--- What you should do ---
What follows is a listing. Return every line of it exactly.

--- Given information ---

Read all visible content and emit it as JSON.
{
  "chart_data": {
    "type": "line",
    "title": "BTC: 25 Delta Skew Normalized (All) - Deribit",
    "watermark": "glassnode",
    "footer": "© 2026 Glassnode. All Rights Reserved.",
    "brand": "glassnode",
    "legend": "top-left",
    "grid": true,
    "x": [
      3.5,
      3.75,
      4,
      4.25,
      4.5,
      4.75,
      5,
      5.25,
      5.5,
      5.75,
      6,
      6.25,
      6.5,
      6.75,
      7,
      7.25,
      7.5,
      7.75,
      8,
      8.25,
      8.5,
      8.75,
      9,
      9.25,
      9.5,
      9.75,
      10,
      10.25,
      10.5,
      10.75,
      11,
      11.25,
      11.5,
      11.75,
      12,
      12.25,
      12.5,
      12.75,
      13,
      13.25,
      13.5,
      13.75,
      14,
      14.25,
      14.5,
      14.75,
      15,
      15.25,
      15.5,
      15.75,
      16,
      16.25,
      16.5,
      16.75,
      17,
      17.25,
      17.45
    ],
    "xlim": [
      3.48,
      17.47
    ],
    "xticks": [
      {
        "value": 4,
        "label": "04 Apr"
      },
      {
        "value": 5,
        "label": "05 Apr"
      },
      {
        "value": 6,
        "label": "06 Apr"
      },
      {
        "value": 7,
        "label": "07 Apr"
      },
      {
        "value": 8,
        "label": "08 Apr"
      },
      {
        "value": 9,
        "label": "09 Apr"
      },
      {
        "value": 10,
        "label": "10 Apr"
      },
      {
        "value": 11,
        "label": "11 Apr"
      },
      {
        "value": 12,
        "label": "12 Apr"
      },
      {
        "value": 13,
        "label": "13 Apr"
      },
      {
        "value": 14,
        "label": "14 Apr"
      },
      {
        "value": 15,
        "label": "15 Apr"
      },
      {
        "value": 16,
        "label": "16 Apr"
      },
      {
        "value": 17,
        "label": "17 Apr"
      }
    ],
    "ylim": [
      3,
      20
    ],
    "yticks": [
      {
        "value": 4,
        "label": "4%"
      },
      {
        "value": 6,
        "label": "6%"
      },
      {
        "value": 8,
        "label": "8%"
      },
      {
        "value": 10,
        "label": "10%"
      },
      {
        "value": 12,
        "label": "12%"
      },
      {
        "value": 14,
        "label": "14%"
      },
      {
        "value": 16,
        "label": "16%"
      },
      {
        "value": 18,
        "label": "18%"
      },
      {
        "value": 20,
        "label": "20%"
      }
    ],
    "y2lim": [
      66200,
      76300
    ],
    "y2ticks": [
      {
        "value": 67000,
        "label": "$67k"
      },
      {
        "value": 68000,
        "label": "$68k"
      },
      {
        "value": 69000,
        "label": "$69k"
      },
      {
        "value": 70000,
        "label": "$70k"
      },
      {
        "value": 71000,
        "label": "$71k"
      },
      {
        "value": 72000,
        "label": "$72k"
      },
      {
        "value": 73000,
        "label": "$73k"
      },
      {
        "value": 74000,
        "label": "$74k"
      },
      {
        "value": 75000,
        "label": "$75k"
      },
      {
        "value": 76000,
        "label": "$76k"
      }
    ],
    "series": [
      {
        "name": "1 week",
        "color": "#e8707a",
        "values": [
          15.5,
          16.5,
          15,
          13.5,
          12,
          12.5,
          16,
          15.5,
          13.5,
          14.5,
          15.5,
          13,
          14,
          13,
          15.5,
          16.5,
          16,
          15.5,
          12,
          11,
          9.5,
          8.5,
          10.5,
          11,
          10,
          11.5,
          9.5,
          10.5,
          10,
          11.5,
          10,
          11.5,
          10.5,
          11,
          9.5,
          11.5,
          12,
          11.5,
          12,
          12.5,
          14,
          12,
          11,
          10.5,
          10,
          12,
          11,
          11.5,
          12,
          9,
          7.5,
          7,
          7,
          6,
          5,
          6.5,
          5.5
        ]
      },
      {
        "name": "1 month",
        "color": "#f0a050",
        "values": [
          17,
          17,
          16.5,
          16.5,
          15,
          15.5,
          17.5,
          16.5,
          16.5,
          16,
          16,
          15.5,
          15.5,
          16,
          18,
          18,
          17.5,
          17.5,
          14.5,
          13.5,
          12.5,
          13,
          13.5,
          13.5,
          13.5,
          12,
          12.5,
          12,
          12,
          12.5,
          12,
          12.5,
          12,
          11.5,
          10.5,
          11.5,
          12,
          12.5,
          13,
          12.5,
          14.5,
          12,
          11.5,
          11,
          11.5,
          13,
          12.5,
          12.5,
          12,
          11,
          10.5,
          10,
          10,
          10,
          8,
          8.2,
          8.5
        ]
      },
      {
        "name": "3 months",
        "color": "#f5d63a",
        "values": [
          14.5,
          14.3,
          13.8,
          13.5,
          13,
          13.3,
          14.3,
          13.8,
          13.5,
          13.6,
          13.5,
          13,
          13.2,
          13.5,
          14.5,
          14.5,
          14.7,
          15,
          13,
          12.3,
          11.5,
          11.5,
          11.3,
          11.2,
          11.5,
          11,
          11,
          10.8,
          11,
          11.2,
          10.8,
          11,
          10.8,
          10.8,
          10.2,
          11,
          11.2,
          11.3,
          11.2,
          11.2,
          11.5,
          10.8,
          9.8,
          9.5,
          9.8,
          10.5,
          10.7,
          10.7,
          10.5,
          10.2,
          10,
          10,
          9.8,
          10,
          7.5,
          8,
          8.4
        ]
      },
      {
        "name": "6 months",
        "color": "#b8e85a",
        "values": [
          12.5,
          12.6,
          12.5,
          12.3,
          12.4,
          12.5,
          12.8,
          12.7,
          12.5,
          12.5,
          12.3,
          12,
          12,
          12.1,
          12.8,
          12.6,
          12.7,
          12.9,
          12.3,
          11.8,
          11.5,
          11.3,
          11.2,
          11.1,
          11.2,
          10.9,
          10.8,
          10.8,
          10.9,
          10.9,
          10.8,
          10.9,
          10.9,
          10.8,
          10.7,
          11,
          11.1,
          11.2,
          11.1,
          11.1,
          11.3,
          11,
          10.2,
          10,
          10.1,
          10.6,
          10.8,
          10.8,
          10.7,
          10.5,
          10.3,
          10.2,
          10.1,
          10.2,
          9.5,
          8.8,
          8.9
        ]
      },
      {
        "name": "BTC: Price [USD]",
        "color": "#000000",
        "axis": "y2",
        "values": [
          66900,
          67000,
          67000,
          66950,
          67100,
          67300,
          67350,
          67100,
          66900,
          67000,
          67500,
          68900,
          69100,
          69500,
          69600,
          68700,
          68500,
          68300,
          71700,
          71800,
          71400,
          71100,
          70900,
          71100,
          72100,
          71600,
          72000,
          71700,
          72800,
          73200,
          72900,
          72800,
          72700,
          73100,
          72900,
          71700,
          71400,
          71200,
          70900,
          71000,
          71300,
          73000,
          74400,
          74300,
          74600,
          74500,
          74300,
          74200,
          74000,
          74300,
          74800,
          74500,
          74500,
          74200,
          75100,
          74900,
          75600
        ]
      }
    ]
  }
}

--- Problem solution ---
Read all visible content and emit it as JSON.
{
  "chart_data": {
    "type": "line",
    "title": "BTC: 25 Delta Skew Normalized (All) - Deribit",
    "watermark": "glassnode",
    "footer": "© 2026 Glassnode. All Rights Reserved.",
    "brand": "glassnode",
    "legend": "top-left",
    "grid": true,
    "x": [
      3.5,
      3.75,
      4,
      4.25,
      4.5,
      4.75,
      5,
      5.25,
      5.5,
      5.75,
      6,
      6.25,
      6.5,
      6.75,
      7,
      7.25,
      7.5,
      7.75,
      8,
      8.25,
      8.5,
      8.75,
      9,
      9.25,
      9.5,
      9.75,
      10,
      10.25,
      10.5,
      10.75,
      11,
      11.25,
      11.5,
      11.75,
      12,
      12.25,
      12.5,
      12.75,
      13,
      13.25,
      13.5,
      13.75,
      14,
      14.25,
      14.5,
      14.75,
      15,
      15.25,
      15.5,
      15.75,
      16,
      16.25,
      16.5,
      16.75,
      17,
      17.25,
      17.45
    ],
    "xlim": [
      3.48,
      17.47
    ],
    "xticks": [
      {
        "value": 4,
        "label": "04 Apr"
      },
      {
        "value": 5,
        "label": "05 Apr"
      },
      {
        "value": 6,
        "label": "06 Apr"
      },
      {
        "value": 7,
        "label": "07 Apr"
      },
      {
        "value": 8,
        "label": "08 Apr"
      },
      {
        "value": 9,
        "label": "09 Apr"
      },
      {
        "value": 10,
        "label": "10 Apr"
      },
      {
        "value": 11,
        "label": "11 Apr"
      },
      {
        "value": 12,
        "label": "12 Apr"
      },
      {
        "value": 13,
        "label": "13 Apr"
      },
      {
        "value": 14,
        "label": "14 Apr"
      },
      {
        "value": 15,
        "label": "15 Apr"
      },
      {
        "value": 16,
        "label": "16 Apr"
      },
      {
        "value": 17,
        "label": "17 Apr"
      }
    ],
    "ylim": [
      3,
      20
    ],
    "yticks": [
      {
        "value": 4,
        "label": "4%"
      },
      {
        "value": 6,
        "label": "6%"
      },
      {
        "value": 8,
        "label": "8%"
      },
      {
        "value": 10,
        "label": "10%"
      },
      {
        "value": 12,
        "label": "12%"
      },
      {
        "value": 14,
        "label": "14%"
      },
      {
        "value": 16,
        "label": "16%"
      },
      {
        "value": 18,
        "label": "18%"
      },
      {
        "value": 20,
        "label": "20%"
      }
    ],
    "y2lim": [
      66200,
      76300
    ],
    "y2ticks": [
      {
        "value": 67000,
        "label": "$67k"
      },
      {
        "value": 68000,
        "label": "$68k"
      },
      {
        "value": 69000,
        "label": "$69k"
      },
      {
        "value": 70000,
        "label": "$70k"
      },
      {
        "value": 71000,
        "label": "$71k"
      },
      {
        "value": 72000,
        "label": "$72k"
      },
      {
        "value": 73000,
        "label": "$73k"
      },
      {
        "value": 74000,
        "label": "$74k"
      },
      {
        "value": 75000,
        "label": "$75k"
      },
      {
        "value": 76000,
        "label": "$76k"
      }
    ],
    "series": [
      {
        "name": "1 week",
        "color": "#e8707a",
        "values": [
          15.5,
          16.5,
          15,
          13.5,
          12,
          12.5,
          16,
          15.5,
          13.5,
          14.5,
          15.5,
          13,
          14,
          13,
          15.5,
          16.5,
          16,
          15.5,
          12,
          11,
          9.5,
          8.5,
          10.5,
          11,
          10,
          11.5,
          9.5,
          10.5,
          10,
          11.5,
          10,
          11.5,
          10.5,
          11,
          9.5,
          11.5,
          12,
          11.5,
          12,
          12.5,
          14,
          12,
          11,
          10.5,
          10,
          12,
          11,
          11.5,
          12,
          9,
          7.5,
          7,
          7,
          6,
          5,
          6.5,
          5.5
        ]
      },
      {
        "name": "1 month",
        "color": "#f0a050",
        "values": [
          17,
          17,
          16.5,
          16.5,
          15,
          15.5,
          17.5,
          16.5,
          16.5,
          16,
          16,
          15.5,
          15.5,
          16,
          18,
          18,
          17.5,
          17.5,
          14.5,
          13.5,
          12.5,
          13,
          13.5,
          13.5,
          13.5,
          12,
          12.5,
          12,
          12,
          12.5,
          12,
          12.5,
          12,
          11.5,
          10.5,
          11.5,
          12,
          12.5,
          13,
          12.5,
          14.5,
          12,
          11.5,
          11,
          11.5,
          13,
          12.5,
          12.5,
          12,
          11,
          10.5,
          10,
          10,
          10,
          8,
          8.2,
          8.5
        ]
      },
      {
        "name": "3 months",
        "color": "#f5d63a",
        "values": [
          14.5,
          14.3,
          13.8,
          13.5,
          13,
          13.3,
          14.3,
          13.8,
          13.5,
          13.6,
          13.5,
          13,
          13.2,
          13.5,
          14.5,
          14.5,
          14.7,
          15,
          13,
          12.3,
          11.5,
          11.5,
          11.3,
          11.2,
          11.5,
          11,
          11,
          10.8,
          11,
          11.2,
          10.8,
          11,
          10.8,
          10.8,
          10.2,
          11,
          11.2,
          11.3,
          11.2,
          11.2,
          11.5,
          10.8,
          9.8,
          9.5,
          9.8,
          10.5,
          10.7,
          10.7,
          10.5,
          10.2,
          10,
          10,
          9.8,
          10,
          7.5,
          8,
          8.4
        ]
      },
      {
        "name": "6 months",
        "color": "#b8e85a",
        "values": [
          12.5,
          12.6,
          12.5,
          12.3,
          12.4,
          12.5,
          12.8,
          12.7,
          12.5,
          12.5,
          12.3,
          12,
          12,
          12.1,
          12.8,
          12.6,
          12.7,
          12.9,
          12.3,
          11.8,
          11.5,
          11.3,
          11.2,
          11.1,
          11.2,
          10.9,
          10.8,
          10.8,
          10.9,
          10.9,
          10.8,
          10.9,
          10.9,
          10.8,
          10.7,
          11,
          11.1,
          11.2,
          11.1,
          11.1,
          11.3,
          11,
          10.2,
          10,
          10.1,
          10.6,
          10.8,
          10.8,
          10.7,
          10.5,
          10.3,
          10.2,
          10.1,
          10.2,
          9.5,
          8.8,
          8.9
        ]
      },
      {
        "name": "BTC: Price [USD]",
        "color": "#000000",
        "axis": "y2",
        "values": [
          66900,
          67000,
          67000,
          66950,
          67100,
          67300,
          67350,
          67100,
          66900,
          67000,
          67500,
          68900,
          69100,
          69500,
          69600,
          68700,
          68500,
          68300,
          71700,
          71800,
          71400,
          71100,
          70900,
          71100,
          72100,
          71600,
          72000,
          71700,
          72800,
          73200,
          72900,
          72800,
          72700,
          73100,
          72900,
          71700,
          71400,
          71200,
          70900,
          71000,
          71300,
          73000,
          74400,
          74300,
          74600,
          74500,
          74300,
          74200,
          74000,
          74300,
          74800,
          74500,
          74500,
          74200,
          75100,
          74900,
          75600
        ]
      }
    ]
  }
}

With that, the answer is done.